(Dataset entries)

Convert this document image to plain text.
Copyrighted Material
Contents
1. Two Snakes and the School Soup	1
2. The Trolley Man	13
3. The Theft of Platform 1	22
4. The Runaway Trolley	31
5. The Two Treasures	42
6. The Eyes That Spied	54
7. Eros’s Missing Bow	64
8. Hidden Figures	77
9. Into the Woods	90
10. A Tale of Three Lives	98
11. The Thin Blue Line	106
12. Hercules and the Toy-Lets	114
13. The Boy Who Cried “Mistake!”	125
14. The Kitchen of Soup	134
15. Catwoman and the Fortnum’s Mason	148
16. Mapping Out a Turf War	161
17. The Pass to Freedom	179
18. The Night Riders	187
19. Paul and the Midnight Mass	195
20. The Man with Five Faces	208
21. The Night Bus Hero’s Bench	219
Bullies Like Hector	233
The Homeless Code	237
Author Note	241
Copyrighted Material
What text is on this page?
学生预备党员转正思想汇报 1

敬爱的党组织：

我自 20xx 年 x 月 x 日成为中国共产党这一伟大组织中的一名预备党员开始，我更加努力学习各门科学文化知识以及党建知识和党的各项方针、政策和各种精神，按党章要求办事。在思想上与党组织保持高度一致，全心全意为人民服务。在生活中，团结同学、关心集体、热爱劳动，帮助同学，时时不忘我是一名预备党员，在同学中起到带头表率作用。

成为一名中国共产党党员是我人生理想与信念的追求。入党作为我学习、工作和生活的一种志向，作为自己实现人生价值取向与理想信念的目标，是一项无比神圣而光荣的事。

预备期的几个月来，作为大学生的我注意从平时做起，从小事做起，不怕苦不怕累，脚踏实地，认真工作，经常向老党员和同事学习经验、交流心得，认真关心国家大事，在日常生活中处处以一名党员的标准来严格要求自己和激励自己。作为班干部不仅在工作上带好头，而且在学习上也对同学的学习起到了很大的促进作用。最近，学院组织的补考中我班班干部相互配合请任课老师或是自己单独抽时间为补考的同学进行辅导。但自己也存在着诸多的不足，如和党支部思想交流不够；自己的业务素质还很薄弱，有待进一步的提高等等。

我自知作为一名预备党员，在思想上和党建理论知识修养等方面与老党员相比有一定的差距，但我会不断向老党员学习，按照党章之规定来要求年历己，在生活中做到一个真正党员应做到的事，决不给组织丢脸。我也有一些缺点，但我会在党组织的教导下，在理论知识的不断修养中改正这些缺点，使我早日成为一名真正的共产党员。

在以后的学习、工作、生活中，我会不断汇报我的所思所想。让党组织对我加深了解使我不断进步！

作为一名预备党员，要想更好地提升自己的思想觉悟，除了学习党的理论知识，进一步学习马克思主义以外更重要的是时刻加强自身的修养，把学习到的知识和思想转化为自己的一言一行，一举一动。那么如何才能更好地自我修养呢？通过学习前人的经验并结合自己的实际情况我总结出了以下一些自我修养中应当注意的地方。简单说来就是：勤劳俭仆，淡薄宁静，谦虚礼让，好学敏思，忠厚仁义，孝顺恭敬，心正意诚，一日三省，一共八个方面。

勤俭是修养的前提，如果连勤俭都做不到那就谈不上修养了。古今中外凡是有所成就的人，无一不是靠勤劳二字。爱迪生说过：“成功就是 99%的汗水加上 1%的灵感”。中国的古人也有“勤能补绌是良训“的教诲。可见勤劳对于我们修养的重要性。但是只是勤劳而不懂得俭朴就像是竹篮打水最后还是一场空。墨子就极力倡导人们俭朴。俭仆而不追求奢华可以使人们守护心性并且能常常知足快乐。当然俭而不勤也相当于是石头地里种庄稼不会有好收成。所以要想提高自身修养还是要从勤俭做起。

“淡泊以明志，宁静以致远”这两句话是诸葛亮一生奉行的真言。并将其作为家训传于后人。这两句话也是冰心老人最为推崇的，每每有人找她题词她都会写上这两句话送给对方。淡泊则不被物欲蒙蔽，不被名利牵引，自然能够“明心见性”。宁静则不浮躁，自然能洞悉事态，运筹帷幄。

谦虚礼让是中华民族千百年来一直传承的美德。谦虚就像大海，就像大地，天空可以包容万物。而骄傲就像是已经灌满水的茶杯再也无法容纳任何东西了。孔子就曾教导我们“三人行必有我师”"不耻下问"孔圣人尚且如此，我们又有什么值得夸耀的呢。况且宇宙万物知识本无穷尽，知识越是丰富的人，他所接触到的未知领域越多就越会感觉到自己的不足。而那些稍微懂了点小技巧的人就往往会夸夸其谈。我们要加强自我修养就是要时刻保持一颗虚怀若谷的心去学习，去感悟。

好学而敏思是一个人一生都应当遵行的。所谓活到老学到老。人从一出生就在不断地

Work instructions
Each entry must be reproduced verbatim.

Output of the task
Convert this document image to plain text.
Copyrighted Material
Contents
1. Two Snakes and the School Soup	1
2. The Trolley Man	13
3. The Theft of Platform 1	22
4. The Runaway Trolley	31
5. The Two Treasures	42
6. The Eyes That Spied	54
7. Eros’s Missing Bow	64
8. Hidden Figures	77
9. Into the Woods	90
10. A Tale of Three Lives	98
11. The Thin Blue Line	106
12. Hercules and the Toy-Lets	114
13. The Boy Who Cried “Mistake!”	125
14. The Kitchen of Soup	134
15. Catwoman and the Fortnum’s Mason	148
16. Mapping Out a Turf War	161
17. The Pass to Freedom	179
18. The Night Riders	187
19. Paul and the Midnight Mass	195
20. The Man with Five Faces	208
21. The Night Bus Hero’s Bench	219
Bullies Like Hector	233
The Homeless Code	237
Author Note	241
Copyrighted Material
What text is on this page?
学生预备党员转正思想汇报 1

敬爱的党组织：

我自 20xx 年 x 月 x 日成为中国共产党这一伟大组织中的一名预备党员开始，我更加努力学习各门科学文化知识以及党建知识和党的各项方针、政策和各种精神，按党章要求办事。在思想上与党组织保持高度一致，全心全意为人民服务。在生活中，团结同学、关心集体、热爱劳动，帮助同学，时时不忘我是一名预备党员，在同学中起到带头表率作用。

成为一名中国共产党党员是我人生理想与信念的追求。入党作为我学习、工作和生活的一种志向，作为自己实现人生价值取向与理想信念的目标，是一项无比神圣而光荣的事。

预备期的几个月来，作为大学生的我注意从平时做起，从小事做起，不怕苦不怕累，脚踏实地，认真工作，经常向老党员和同事学习经验、交流心得，认真关心国家大事，在日常生活中处处以一名党员的标准来严格要求自己和激励自己。作为班干部不仅在工作上带好头，而且在学习上也对同学的学习起到了很大的促进作用。最近，学院组织的补考中我班班干部相互配合请任课老师或是自己单独抽时间为补考的同学进行辅导。但自己也存在着诸多的不足，如和党支部思想交流不够；自己的业务素质还很薄弱，有待进一步的提高等等。

我自知作为一名预备党员，在思想上和党建理论知识修养等方面与老党员相比有一定的差距，但我会不断向老党员学习，按照党章之规定来要求年历己，在生活中做到一个真正党员应做到的事，决不给组织丢脸。我也有一些缺点，但我会在党组织的教导下，在理论知识的不断修养中改正这些缺点，使我早日成为一名真正的共产党员。

在以后的学习、工作、生活中，我会不断汇报我的所思所想。让党组织对我加深了解使我不断进步！

作为一名预备党员，要想更好地提升自己的思想觉悟，除了学习党的理论知识，进一步学习马克思主义以外更重要的是时刻加强自身的修养，把学习到的知识和思想转化为自己的一言一行，一举一动。那么如何才能更好地自我修养呢？通过学习前人的经验并结合自己的实际情况我总结出了以下一些自我修养中应当注意的地方。简单说来就是：勤劳俭仆，淡薄宁静，谦虚礼让，好学敏思，忠厚仁义，孝顺恭敬，心正意诚，一日三省，一共八个方面。

勤俭是修养的前提，如果连勤俭都做不到那就谈不上修养了。古今中外凡是有所成就的人，无一不是靠勤劳二字。爱迪生说过：“成功就是 99%的汗水加上 1%的灵感”。中国的古人也有“勤能补绌是良训“的教诲。可见勤劳对于我们修养的重要性。但是只是勤劳而不懂得俭朴就像是竹篮打水最后还是一场空。墨子就极力倡导人们俭朴。俭仆而不追求奢华可以使人们守护心性并且能常常知足快乐。当然俭而不勤也相当于是石头地里种庄稼不会有好收成。所以要想提高自身修养还是要从勤俭做起。

“淡泊以明志，宁静以致远”这两句话是诸葛亮一生奉行的真言。并将其作为家训传于后人。这两句话也是冰心老人最为推崇的，每每有人找她题词她都会写上这两句话送给对方。淡泊则不被物欲蒙蔽，不被名利牵引，自然能够“明心见性”。宁静则不浮躁，自然能洞悉事态，运筹帷幄。

谦虚礼让是中华民族千百年来一直传承的美德。谦虚就像大海，就像大地，天空可以包容万物。而骄傲就像是已经灌满水的茶杯再也无法容纳任何东西了。孔子就曾教导我们“三人行必有我师”"不耻下问"孔圣人尚且如此，我们又有什么值得夸耀的呢。况且宇宙万物知识本无穷尽，知识越是丰富的人，他所接触到的未知领域越多就越会感觉到自己的不足。而那些稍微懂了点小技巧的人就往往会夸夸其谈。我们要加强自我修养就是要时刻保持一颗虚怀若谷的心去学习，去感悟。

好学而敏思是一个人一生都应当遵行的。所谓活到老学到老。人从一出生就在不断地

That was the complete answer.